§ **Task details**: Every record below should be transcribed exactly. Omit the images.

§ **Source material**:
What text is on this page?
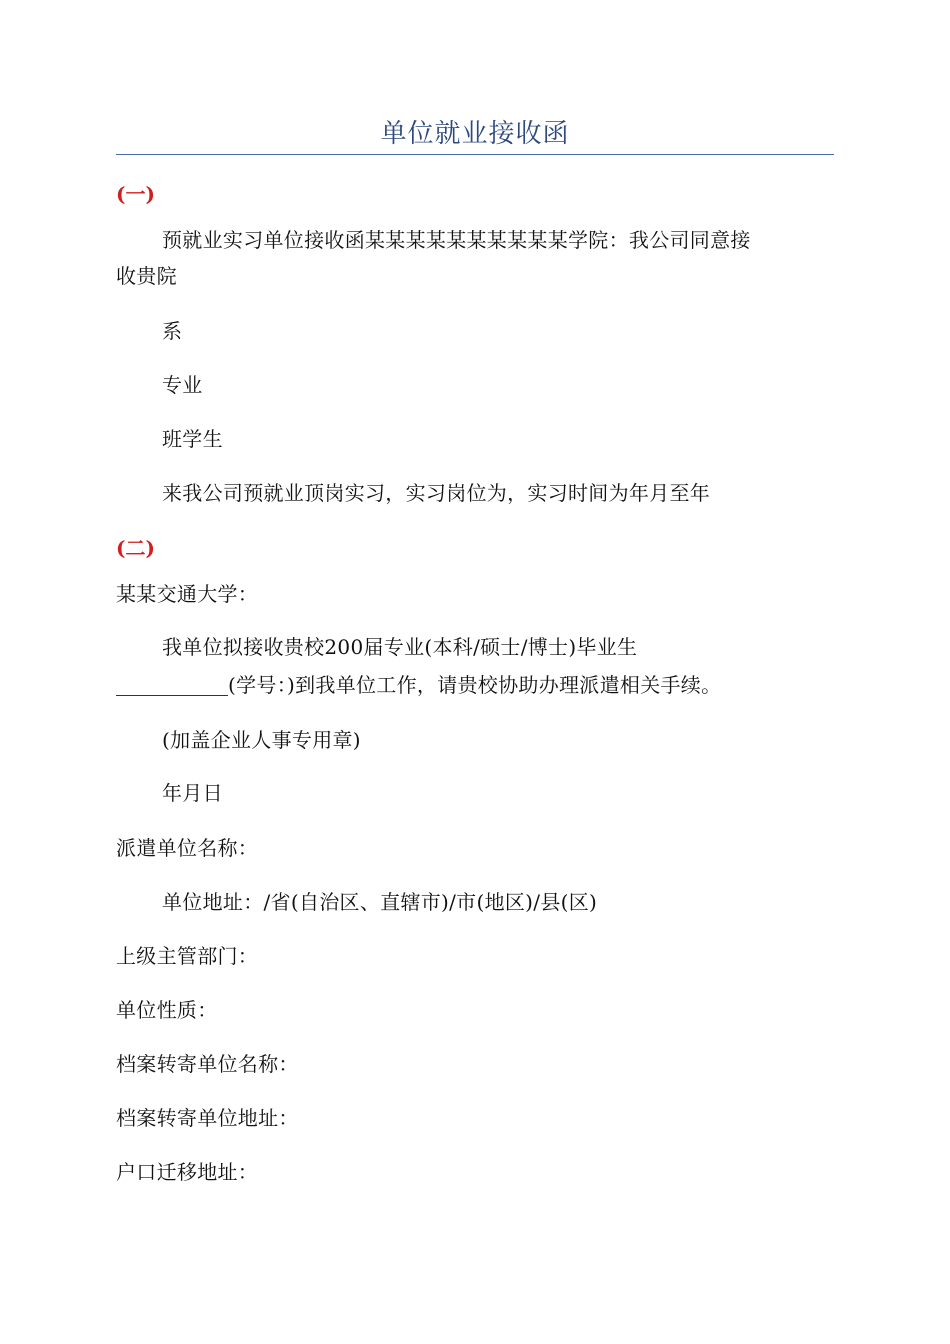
单位就业接收函
(一)
预就业实习单位接收函某某某某某某某某某某学院：我公司同意接
收贵院
系
专业
班学生
来我公司预就业顶岗实习，实习岗位为，实习时间为年月至年
(二)
某某交通大学：
我单位拟接收贵校200届专业(本科/硕士/博士)毕业生
(学号：)到我单位工作，请贵校协助办理派遣相关手续。
(加盖企业人事专用章)
年月日
派遣单位名称：
单位地址：/省(自治区、直辖市)/市(地区)/县(区)
上级主管部门：
单位性质：
档案转寄单位名称：
档案转寄单位地址：
户口迁移地址：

§ **Exercise solution**:
What text is on this page?
单位就业接收函
(一)
预就业实习单位接收函某某某某某某某某某某学院：我公司同意接
收贵院
系
专业
班学生
来我公司预就业顶岗实习，实习岗位为，实习时间为年月至年
(二)
某某交通大学：
我单位拟接收贵校200届专业(本科/硕士/博士)毕业生
(学号：)到我单位工作，请贵校协助办理派遣相关手续。
(加盖企业人事专用章)
年月日
派遣单位名称：
单位地址：/省(自治区、直辖市)/市(地区)/县(区)
上级主管部门：
单位性质：
档案转寄单位名称：
档案转寄单位地址：
户口迁移地址：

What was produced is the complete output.